[Data records]
-=-=-=-=-

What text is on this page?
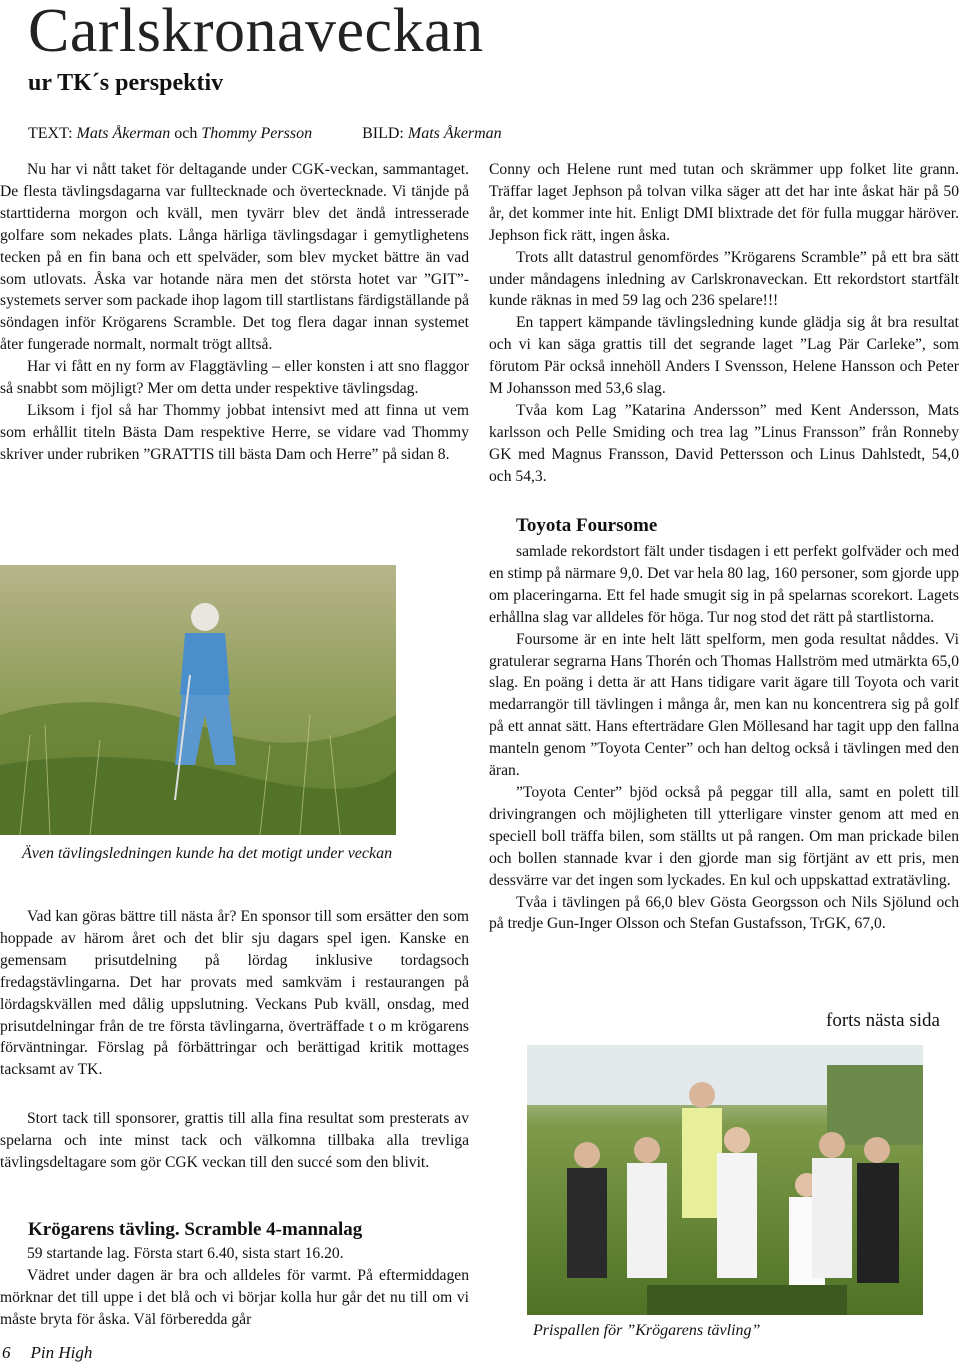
Carlskronaveckan
ur TK´s perspektiv
TEXT: Mats Åkerman och Thommy Persson	BILD: Mats Åkerman

Nu har vi nått taket för deltagande under CGK-veckan, sammantaget. De flesta tävlingsdagarna var fulltecknade och övertecknade. Vi tänjde på starttiderna morgon och kväll, men tyvärr blev det ändå intresserade golfare som nekades plats. Långa härliga tävlingsdagar i gemytlighetens tecken på en fin bana och ett spelväder, som blev mycket bättre än vad som utlovats. Åska var hotande nära men det största hotet var ”GIT”-systemets server som packade ihop lagom till startlistans färdigställande på söndagen inför Krögarens Scramble. Det tog flera dagar innan systemet åter fungerade normalt, normalt trögt alltså.

Har vi fått en ny form av Flaggtävling – eller konsten i att sno flaggor så snabbt som möjligt? Mer om detta under respektive tävlingsdag.

Liksom i fjol så har Thommy jobbat intensivt med att finna ut vem som erhållit titeln Bästa Dam respektive Herre, se vidare vad Thommy skriver under rubriken ”GRATTIS till bästa Dam och Herre” på sidan 8.

Även tävlingsledningen kunde ha det motigt under veckan

Vad kan göras bättre till nästa år? En sponsor till som ersätter den som hoppade av härom året och det blir sju dagars spel igen. Kanske en gemensam prisutdelning på lördag inklusive tordagsoch fredagstävlingarna. Det har provats med samkväm i restaurangen på lördagskvällen med dålig uppslutning. Veckans Pub kväll, onsdag, med prisutdelningar från de tre första tävlingarna, överträffade t o m krögarens förväntningar. Förslag på förbättringar och berättigad kritik mottages tacksamt av TK.

Stort tack till sponsorer, grattis till alla fina resultat som presterats av spelarna och inte minst tack och välkomna tillbaka alla trevliga tävlingsdeltagare som gör CGK veckan till den succé som den blivit.

Krögarens tävling. Scramble 4-mannalag

59 startande lag. Första start 6.40, sista start 16.20.

Vädret under dagen är bra och alldeles för varmt. På eftermiddagen mörknar det till uppe i det blå och vi börjar kolla hur går det nu till om vi måste bryta för åska. Väl förberedda går

Conny och Helene runt med tutan och skrämmer upp folket lite grann. Träffar laget Jephson på tolvan vilka säger att det har inte åskat här på 50 år, det kommer inte hit. Enligt DMI blixtrade det för fulla muggar häröver. Jephson fick rätt, ingen åska.

Trots allt datastrul genomfördes ”Krögarens Scramble” på ett bra sätt under måndagens inledning av Carlskronaveckan. Ett rekordstort startfält kunde räknas in med 59 lag och 236 spelare!!!

En tappert kämpande tävlingsledning kunde glädja sig åt bra resultat och vi kan säga grattis till det segrande laget ”Lag Pär Carleke”, som förutom Pär också innehöll Anders I Svensson, Helene Hansson och Peter M Johansson med 53,6 slag.

Tvåa kom Lag ”Katarina Andersson” med Kent Andersson, Mats karlsson och Pelle Smiding och trea lag ”Linus Fransson” från Ronneby GK med Magnus Fransson, David Pettersson och Linus Dahlstedt, 54,0 och 54,3.

Toyota Foursome

samlade rekordstort fält under tisdagen i ett perfekt golfväder och med en stimp på närmare 9,0. Det var hela 80 lag, 160 personer, som gjorde upp om placeringarna. Ett fel hade smugit sig in på spelarnas scorekort. Lagets erhållna slag var alldeles för höga. Tur nog stod det rätt på startlistorna.

Foursome är en inte helt lätt spelform, men goda resultat nåddes. Vi gratulerar segrarna Hans Thorén och Thomas Hallström med utmärkta 65,0 slag. En poäng i detta är att Hans tidigare varit ägare till Toyota och varit medarrangör till tävlingen i många år, men kan nu koncentrera sig på golf på ett annat sätt. Hans efterträdare Glen Möllesand har tagit upp den fallna manteln genom ”Toyota Center” och han deltog också i tävlingen med den äran.

”Toyota Center” bjöd också på peggar till alla, samt en polett till drivingrangen och möjligheten till ytterligare vinster genom att med en speciell boll träffa bilen, som ställts ut på rangen. Om man prickade bilen och bollen stannade kvar i den gjorde man sig förtjänt av ett pris, men dessvärre var det ingen som lyckades. En kul och uppskattad extratävling.

Tvåa i tävlingen på 66,0 blev Gösta Georgsson och Nils Sjölund och på tredje Gun-Inger Olsson och Stefan Gustafsson, TrGK, 67,0.

forts nästa sida
Prispallen för ”Krögarens tävling”
6 Pin High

-=-=-=-=-

▶ _Problem statement_: From the entries above, extract each line containing "respektive".

▶ _Output_:
Har vi fått en ny form av Flaggtävling – eller konsten i att sno flaggor så snabbt som möjligt? Mer om detta under respektive tävlingsdag.
Liksom i fjol så har Thommy jobbat intensivt med att finna ut vem som erhållit titeln Bästa Dam respektive Herre, se vidare vad Thommy skriver under rubriken ”GRATTIS till bästa Dam och Herre” på sidan 8.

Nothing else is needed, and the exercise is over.